[tahoe-dev] Observations on Tahoe performance

Wed Aug 19 20:20:54 UTC 2009

Shawn Willden wrote:
> On Wednesday 12 August 2009 08:02:13 am Francois Deppierraz wrote:
>> Hi Shawn,
>>
>> Shawn Willden wrote:
>>> The first observation is that when uploading small files it is very
>>> hard to keep the upstream pipe full, regardless of my configuration.
>>> My upstream connection is only about 400 kbps, but I can't sustain
>>> any more than about 200 kbps usage regardless of whether I'm using a
>>> local node that goes through a helper, direct to the helper, or a
>>> local node without the helper. Of course, not using the helper
>>> produces the worst effective throughput, because the uploaded data
>>> volume stays about the same, but the data is FEC-expanded.
>> This is probably because Tahoe doesn't use a windowing protocol which
>> makes it especially sensitive to the latency between nodes.
>>
>> You should have a look at Brian's description in bug #397.
> 
> Very interesting, but I don't think #397 explains what I'm seeing. I
> can pretty well saturate my upstream connection with Tahoe when
> uploading a large file.

First off, I must admit that I'm somewhat embarrassed by Tahoe's
relatively poor throughput+latency performance. Its inability to
saturate a good upstream pipe is probably the biggest reason that I
sometimes hesitate to recommend it as a serious backup solution to my
friends. In the allmydata.com world, we deferred performance analysis
and improvement for two reasons: most consumer upload speeds were really
bad (so we could hide behind that), and we don't have any
bandwidth-management tools to avoid saturating their upstream and thus
causing problems to other users (so e.g. *not* having a windowing
protocol could actually be considered a feature, since it left some
bandwidth available for the HTTP requests to get out).

Source excerpt
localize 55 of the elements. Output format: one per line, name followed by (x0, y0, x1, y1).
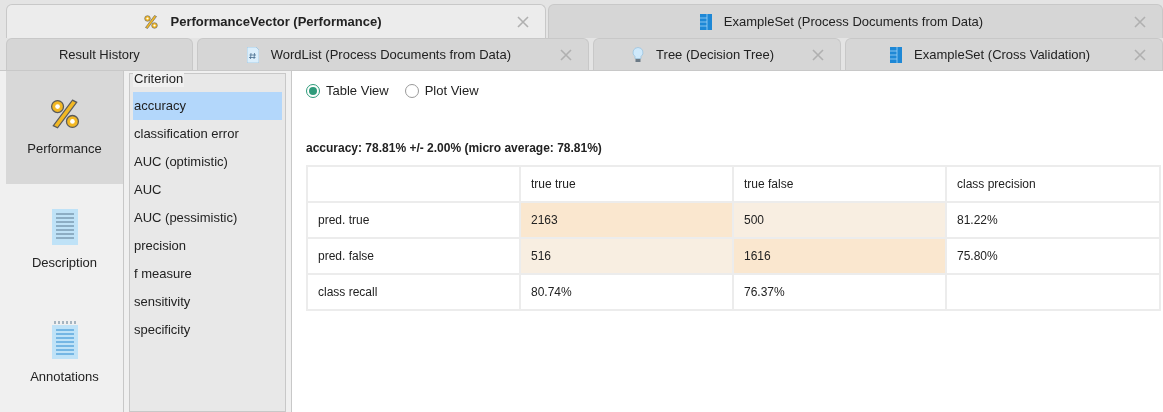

What to work on
A - List every upload configuration that the Tahoe performance post says was tried when uploading small files.
B - Extend the Tahoe performance post, picking up right after its final sentence.

Answers for the tasks
A -
- A local node that goes through a helper
- Direct to the helper
- A local node without the helper

B -
That said, I can think of a couple of likely slowdowns.

1: The process of uploading an immutable file involves a *lot* of
roundtrips, which will hurt small files a lot more than large ones. Peer
selection is done serially: we ask server #1, wait for a response, then
ask server #2, wait, etc. This could be done in parallel, to a certain
extent (it requires being somewhat optimistic about the responses you're
going to get, and code to recover when you guess wrong). We then send
share data and hashes in a bunch of separate messages (there is some
overhead per message, but 1.5.0 has code to pipeline them [see #392], so
I don't think this will introduce a significant number of roundtrips). I
think that a small file (1kb) can be uploaded in peer-selection plus two
RTT (one for a big batch of write() messages, the second for the final
close() message), but the peer-selection phase will take a minimum of 10
RTT (one per server contacted).

I've been contemplating a rewrite of the uploader code for a while now.
The main goals would be:

 * improve behavior in the repair case, where there are already shares
   present. Currently repair will blindly place multiple shares on the
   same server, and wind up with multiple copies of the same share.
   Instead, once upload notices any evidence of existing shares, it
   should query lots of servers to find all the existing shares, and
   then generate the missing ones and put them on servers that don't
   already have any. (#610, #362, #699)
 * improve tolerance to servers which disappear silently during upload,
   eventually giving up on the server instead of stalling for 10-30
   minutes
 * improve parallelism during peer-selection

2: Foolscap is doing an awful lot of work to serialize and deserialize
the data down at the wire level. This part of the work is roughly
proportional to the number of objects being transmitted (so a list of
100 32-byte hashes is a lot slower than a single 3200-byte string).
http://foolscap.lothar.com/trac/ticket/117 has some notes on how we
might speed up Foolscap. And the time spent in foolscap gets added to
your round-trip times (we can't parallelize over that time), so it gets
multiplied by the 12ish RTTs per upload. I suspect the receiving side is
slower than the sending side, which means the uploader will spend a lot
of time twiddling its thumbs while the servers think hard about the
bytes they've just received.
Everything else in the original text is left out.